WRITTEN PROBLEM: Give every entry again, word for word and in full.

ROWS:

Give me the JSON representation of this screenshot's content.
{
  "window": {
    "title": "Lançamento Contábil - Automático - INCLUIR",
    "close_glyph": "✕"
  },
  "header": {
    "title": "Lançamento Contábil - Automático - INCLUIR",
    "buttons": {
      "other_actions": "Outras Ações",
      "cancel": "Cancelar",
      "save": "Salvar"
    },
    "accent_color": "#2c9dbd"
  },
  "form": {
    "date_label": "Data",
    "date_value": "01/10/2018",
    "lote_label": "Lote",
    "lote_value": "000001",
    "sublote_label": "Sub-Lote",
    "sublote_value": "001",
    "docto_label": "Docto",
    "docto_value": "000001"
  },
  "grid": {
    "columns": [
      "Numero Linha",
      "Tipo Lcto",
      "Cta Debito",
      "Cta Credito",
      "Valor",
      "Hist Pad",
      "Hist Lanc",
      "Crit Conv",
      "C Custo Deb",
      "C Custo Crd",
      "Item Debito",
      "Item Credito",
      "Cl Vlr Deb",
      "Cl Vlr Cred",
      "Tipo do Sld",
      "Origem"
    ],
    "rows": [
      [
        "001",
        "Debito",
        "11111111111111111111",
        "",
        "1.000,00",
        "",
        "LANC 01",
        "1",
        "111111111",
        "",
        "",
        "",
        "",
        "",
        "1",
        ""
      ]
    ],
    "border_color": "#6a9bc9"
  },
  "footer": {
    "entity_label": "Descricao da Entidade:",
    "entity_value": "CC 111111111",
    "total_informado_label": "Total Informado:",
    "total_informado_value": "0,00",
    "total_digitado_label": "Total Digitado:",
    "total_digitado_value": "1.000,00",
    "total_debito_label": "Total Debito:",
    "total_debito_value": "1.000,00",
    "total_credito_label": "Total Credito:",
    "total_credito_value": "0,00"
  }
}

RESPONSE TO THIS EXERCISE:
Give me the JSON representation of this screenshot's content.
{
  "window": {
    "title": "Lançamento Contábil - Automático - INCLUIR",
    "close_glyph": "✕"
  },
  "header": {
    "title": "Lançamento Contábil - Automático - INCLUIR",
    "buttons": {
      "other_actions": "Outras Ações",
      "cancel": "Cancelar",
      "save": "Salvar"
    },
    "accent_color": "#2c9dbd"
  },
  "form": {
    "date_label": "Data",
    "date_value": "01/10/2018",
    "lote_label": "Lote",
    "lote_value": "000001",
    "sublote_label": "Sub-Lote",
    "sublote_value": "001",
    "docto_label": "Docto",
    "docto_value": "000001"
  },
  "grid": {
    "columns": [
      "Numero Linha",
      "Tipo Lcto",
      "Cta Debito",
      "Cta Credito",
      "Valor",
      "Hist Pad",
      "Hist Lanc",
      "Crit Conv",
      "C Custo Deb",
      "C Custo Crd",
      "Item Debito",
      "Item Credito",
      "Cl Vlr Deb",
      "Cl Vlr Cred",
      "Tipo do Sld",
      "Origem"
    ],
    "rows": [
      [
        "001",
        "Debito",
        "11111111111111111111",
        "",
        "1.000,00",
        "",
        "LANC 01",
        "1",
        "111111111",
        "",
        "",
        "",
        "",
        "",
        "1",
        ""
      ]
    ],
    "border_color": "#6a9bc9"
  },
  "footer": {
    "entity_label": "Descricao da Entidade:",
    "entity_value": "CC 111111111",
    "total_informado_label": "Total Informado:",
    "total_informado_value": "0,00",
    "total_digitado_label": "Total Digitado:",
    "total_digitado_value": "1.000,00",
    "total_debito_label": "Total Debito:",
    "total_debito_value": "1.000,00",
    "total_credito_label": "Total Credito:",
    "total_credito_value": "0,00"
  }
}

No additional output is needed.